Data records:
-- start --

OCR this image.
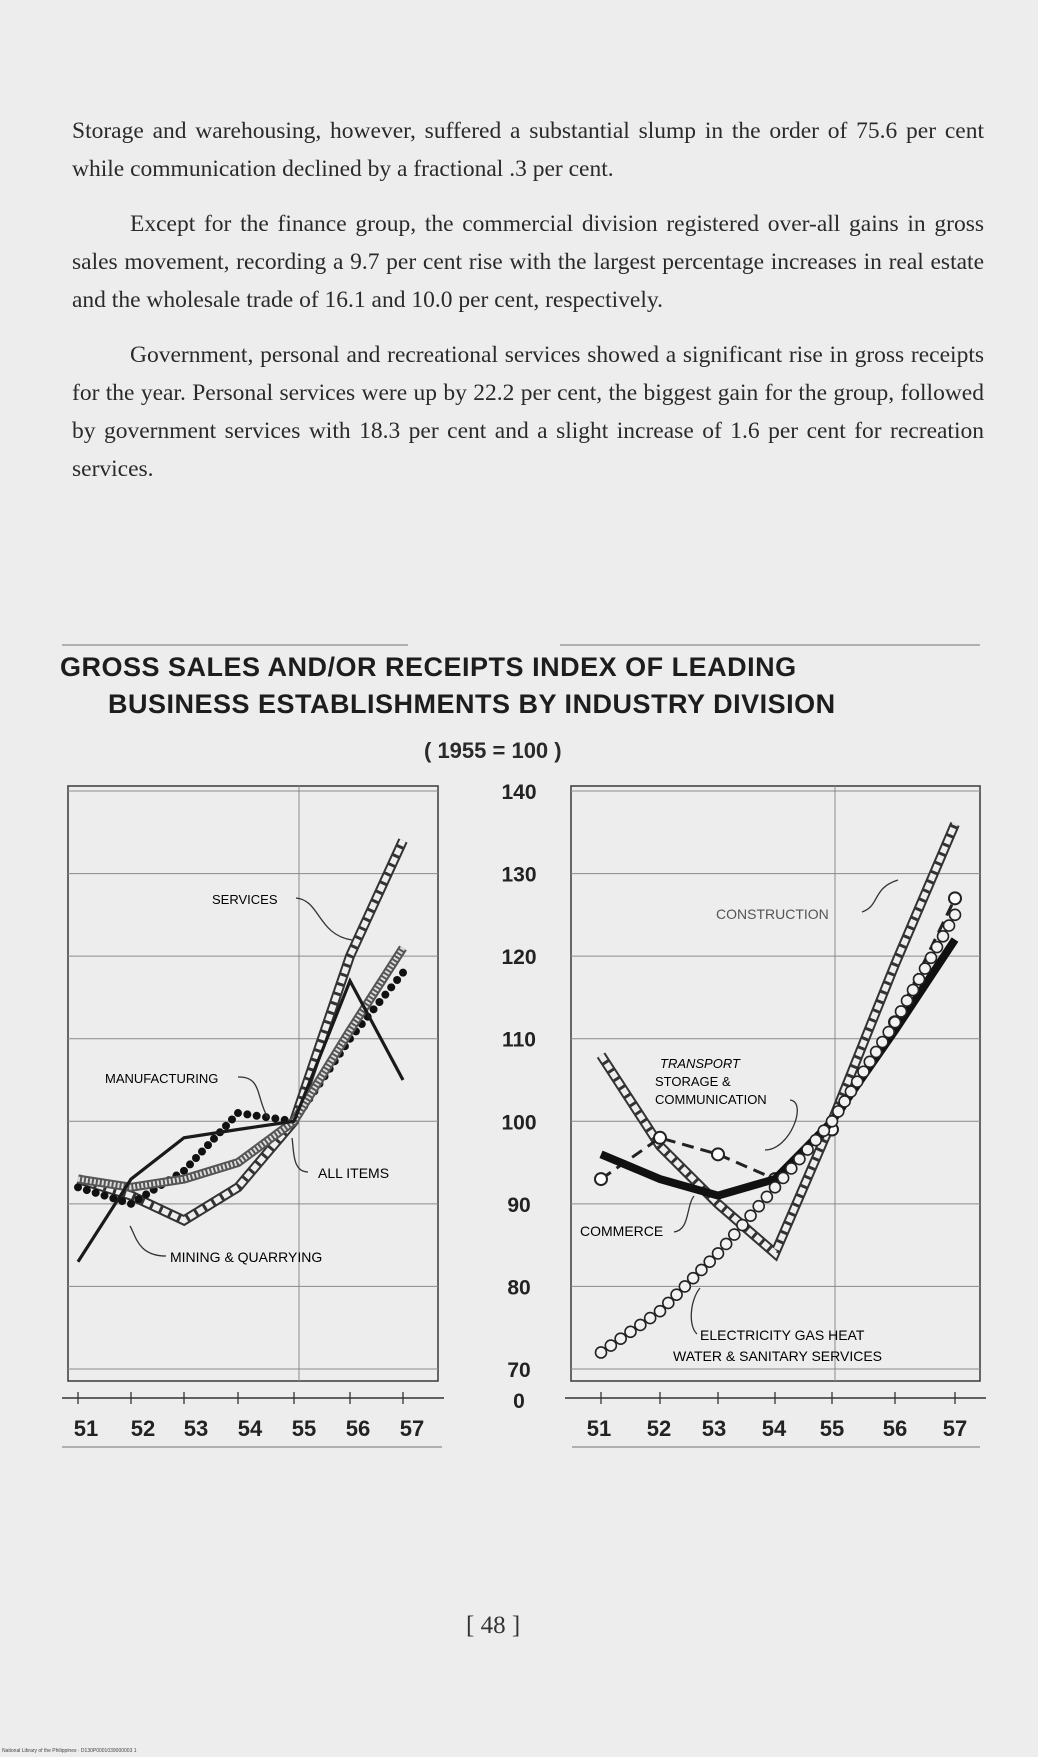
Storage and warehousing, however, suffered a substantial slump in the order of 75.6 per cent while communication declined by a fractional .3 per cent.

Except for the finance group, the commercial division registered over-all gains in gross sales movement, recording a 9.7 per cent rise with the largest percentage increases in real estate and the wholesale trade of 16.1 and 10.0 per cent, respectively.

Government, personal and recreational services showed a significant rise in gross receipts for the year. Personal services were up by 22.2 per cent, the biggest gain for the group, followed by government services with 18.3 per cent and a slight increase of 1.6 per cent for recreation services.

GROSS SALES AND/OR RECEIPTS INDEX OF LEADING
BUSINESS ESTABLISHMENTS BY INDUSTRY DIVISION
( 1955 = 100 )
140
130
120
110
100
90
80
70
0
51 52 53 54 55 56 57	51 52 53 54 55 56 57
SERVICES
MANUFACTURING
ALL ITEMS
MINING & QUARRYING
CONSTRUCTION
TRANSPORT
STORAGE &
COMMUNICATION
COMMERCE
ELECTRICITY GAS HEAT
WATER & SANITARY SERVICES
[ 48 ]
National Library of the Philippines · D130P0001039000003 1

-- end --

■ **Directions**: Working from the lines above, reproduce the material exactly and exclude its pictures.

■ **Worked answer**:
OCR this image.
Storage and warehousing, however, suffered a substantial slump in the order of 75.6 per cent while communication declined by a fractional .3 per cent.

Except for the finance group, the commercial division registered over-all gains in gross sales movement, recording a 9.7 per cent rise with the largest percentage increases in real estate and the wholesale trade of 16.1 and 10.0 per cent, respectively.

Government, personal and recreational services showed a significant rise in gross receipts for the year. Personal services were up by 22.2 per cent, the biggest gain for the group, followed by government services with 18.3 per cent and a slight increase of 1.6 per cent for recreation services.

GROSS SALES AND/OR RECEIPTS INDEX OF LEADING
BUSINESS ESTABLISHMENTS BY INDUSTRY DIVISION
( 1955 = 100 )
140
130
120
110
100
90
80
70
0
51 52 53 54 55 56 57	51 52 53 54 55 56 57
SERVICES
MANUFACTURING
ALL ITEMS
MINING & QUARRYING
CONSTRUCTION
TRANSPORT
STORAGE &
COMMUNICATION
COMMERCE
ELECTRICITY GAS HEAT
WATER & SANITARY SERVICES
[ 48 ]
National Library of the Philippines · D130P0001039000003 1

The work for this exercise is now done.